(Layout annotation items)
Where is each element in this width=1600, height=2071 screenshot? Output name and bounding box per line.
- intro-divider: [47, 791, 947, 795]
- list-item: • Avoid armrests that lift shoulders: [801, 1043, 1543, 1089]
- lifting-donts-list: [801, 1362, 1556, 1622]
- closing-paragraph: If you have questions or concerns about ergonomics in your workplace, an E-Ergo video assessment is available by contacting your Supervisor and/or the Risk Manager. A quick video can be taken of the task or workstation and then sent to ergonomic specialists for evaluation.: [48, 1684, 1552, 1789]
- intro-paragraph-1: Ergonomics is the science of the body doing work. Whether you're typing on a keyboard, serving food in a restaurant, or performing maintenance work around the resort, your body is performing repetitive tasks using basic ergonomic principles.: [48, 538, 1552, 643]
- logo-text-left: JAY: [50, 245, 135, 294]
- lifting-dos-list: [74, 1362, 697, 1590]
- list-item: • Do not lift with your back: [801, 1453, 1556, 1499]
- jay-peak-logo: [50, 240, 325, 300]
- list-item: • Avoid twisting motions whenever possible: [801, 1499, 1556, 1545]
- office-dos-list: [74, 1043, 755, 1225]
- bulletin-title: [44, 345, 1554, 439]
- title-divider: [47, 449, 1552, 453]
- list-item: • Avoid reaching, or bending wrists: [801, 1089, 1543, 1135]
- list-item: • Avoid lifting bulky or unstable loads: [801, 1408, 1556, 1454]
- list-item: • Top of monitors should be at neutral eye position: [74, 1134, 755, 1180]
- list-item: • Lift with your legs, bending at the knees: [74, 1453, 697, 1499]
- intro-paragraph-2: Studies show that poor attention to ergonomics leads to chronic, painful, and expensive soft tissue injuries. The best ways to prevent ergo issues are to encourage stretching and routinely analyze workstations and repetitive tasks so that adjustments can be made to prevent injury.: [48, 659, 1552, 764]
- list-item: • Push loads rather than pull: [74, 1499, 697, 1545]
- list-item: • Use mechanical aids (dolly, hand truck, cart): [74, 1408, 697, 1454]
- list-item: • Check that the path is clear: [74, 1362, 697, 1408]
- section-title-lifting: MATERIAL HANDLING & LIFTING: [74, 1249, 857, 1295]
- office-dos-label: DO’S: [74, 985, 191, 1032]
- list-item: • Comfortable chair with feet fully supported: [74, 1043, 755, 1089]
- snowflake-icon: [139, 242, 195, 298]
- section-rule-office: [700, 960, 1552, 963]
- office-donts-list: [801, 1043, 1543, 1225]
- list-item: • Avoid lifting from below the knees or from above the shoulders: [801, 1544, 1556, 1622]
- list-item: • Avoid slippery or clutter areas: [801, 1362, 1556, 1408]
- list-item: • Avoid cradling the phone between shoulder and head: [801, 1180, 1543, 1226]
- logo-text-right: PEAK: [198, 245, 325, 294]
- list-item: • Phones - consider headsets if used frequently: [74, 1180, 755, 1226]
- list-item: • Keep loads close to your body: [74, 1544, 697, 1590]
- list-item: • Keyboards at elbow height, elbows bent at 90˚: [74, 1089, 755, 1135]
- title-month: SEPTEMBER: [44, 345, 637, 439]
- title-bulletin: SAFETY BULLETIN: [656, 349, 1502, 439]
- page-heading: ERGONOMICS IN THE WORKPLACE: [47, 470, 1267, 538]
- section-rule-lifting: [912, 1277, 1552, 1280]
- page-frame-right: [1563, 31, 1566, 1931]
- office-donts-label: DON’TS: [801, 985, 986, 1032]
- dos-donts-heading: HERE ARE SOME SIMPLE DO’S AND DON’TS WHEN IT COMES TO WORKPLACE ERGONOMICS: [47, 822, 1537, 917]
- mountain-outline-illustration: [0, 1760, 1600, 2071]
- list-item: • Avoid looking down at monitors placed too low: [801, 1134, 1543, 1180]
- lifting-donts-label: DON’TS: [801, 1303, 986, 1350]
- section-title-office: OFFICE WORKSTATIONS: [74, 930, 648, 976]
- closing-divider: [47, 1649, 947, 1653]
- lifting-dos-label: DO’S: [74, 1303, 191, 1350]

Task statement. Reproduce every item above line for line, without changing anything.

Task answer.
Where is each element in this width=1600, height=2071 screenshot? Output name and bounding box per line.
- intro-divider: [47, 791, 947, 795]
- list-item: • Avoid armrests that lift shoulders: [801, 1043, 1543, 1089]
- lifting-donts-list: [801, 1362, 1556, 1622]
- closing-paragraph: If you have questions or concerns about ergonomics in your workplace, an E-Ergo video assessment is available by contacting your Supervisor and/or the Risk Manager. A quick video can be taken of the task or workstation and then sent to ergonomic specialists for evaluation.: [48, 1684, 1552, 1789]
- intro-paragraph-1: Ergonomics is the science of the body doing work. Whether you're typing on a keyboard, serving food in a restaurant, or performing maintenance work around the resort, your body is performing repetitive tasks using basic ergonomic principles.: [48, 538, 1552, 643]
- logo-text-left: JAY: [50, 245, 135, 294]
- lifting-dos-list: [74, 1362, 697, 1590]
- list-item: • Do not lift with your back: [801, 1453, 1556, 1499]
- jay-peak-logo: [50, 240, 325, 300]
- list-item: • Avoid twisting motions whenever possible: [801, 1499, 1556, 1545]
- office-dos-list: [74, 1043, 755, 1225]
- bulletin-title: [44, 345, 1554, 439]
- title-divider: [47, 449, 1552, 453]
- list-item: • Avoid reaching, or bending wrists: [801, 1089, 1543, 1135]
- list-item: • Avoid lifting bulky or unstable loads: [801, 1408, 1556, 1454]
- list-item: • Top of monitors should be at neutral eye position: [74, 1134, 755, 1180]
- list-item: • Lift with your legs, bending at the knees: [74, 1453, 697, 1499]
- intro-paragraph-2: Studies show that poor attention to ergonomics leads to chronic, painful, and expensive soft tissue injuries. The best ways to prevent ergo issues are to encourage stretching and routinely analyze workstations and repetitive tasks so that adjustments can be made to prevent injury.: [48, 659, 1552, 764]
- list-item: • Push loads rather than pull: [74, 1499, 697, 1545]
- list-item: • Use mechanical aids (dolly, hand truck, cart): [74, 1408, 697, 1454]
- list-item: • Check that the path is clear: [74, 1362, 697, 1408]
- section-title-lifting: MATERIAL HANDLING & LIFTING: [74, 1249, 857, 1295]
- office-dos-label: DO’S: [74, 985, 191, 1032]
- list-item: • Comfortable chair with feet fully supported: [74, 1043, 755, 1089]
- snowflake-icon: [139, 242, 195, 298]
- section-rule-office: [700, 960, 1552, 963]
- office-donts-list: [801, 1043, 1543, 1225]
- list-item: • Avoid lifting from below the knees or from above the shoulders: [801, 1544, 1556, 1622]
- list-item: • Avoid slippery or clutter areas: [801, 1362, 1556, 1408]
- list-item: • Avoid cradling the phone between shoulder and head: [801, 1180, 1543, 1226]
- logo-text-right: PEAK: [198, 245, 325, 294]
- list-item: • Phones - consider headsets if used frequently: [74, 1180, 755, 1226]
- list-item: • Keep loads close to your body: [74, 1544, 697, 1590]
- list-item: • Keyboards at elbow height, elbows bent at 90˚: [74, 1089, 755, 1135]
- title-month: SEPTEMBER: [44, 345, 637, 439]
- title-bulletin: SAFETY BULLETIN: [656, 349, 1502, 439]
- page-heading: ERGONOMICS IN THE WORKPLACE: [47, 470, 1267, 538]
- section-rule-lifting: [912, 1277, 1552, 1280]
- page-frame-right: [1563, 31, 1566, 1931]
- office-donts-label: DON’TS: [801, 985, 986, 1032]
- dos-donts-heading: HERE ARE SOME SIMPLE DO’S AND DON’TS WHEN IT COMES TO WORKPLACE ERGONOMICS: [47, 822, 1537, 917]
- mountain-outline-illustration: [0, 1760, 1600, 2071]
- list-item: • Avoid looking down at monitors placed too low: [801, 1134, 1543, 1180]
- lifting-donts-label: DON’TS: [801, 1303, 986, 1350]
- section-title-office: OFFICE WORKSTATIONS: [74, 930, 648, 976]
- closing-divider: [47, 1649, 947, 1653]
- lifting-dos-label: DO’S: [74, 1303, 191, 1350]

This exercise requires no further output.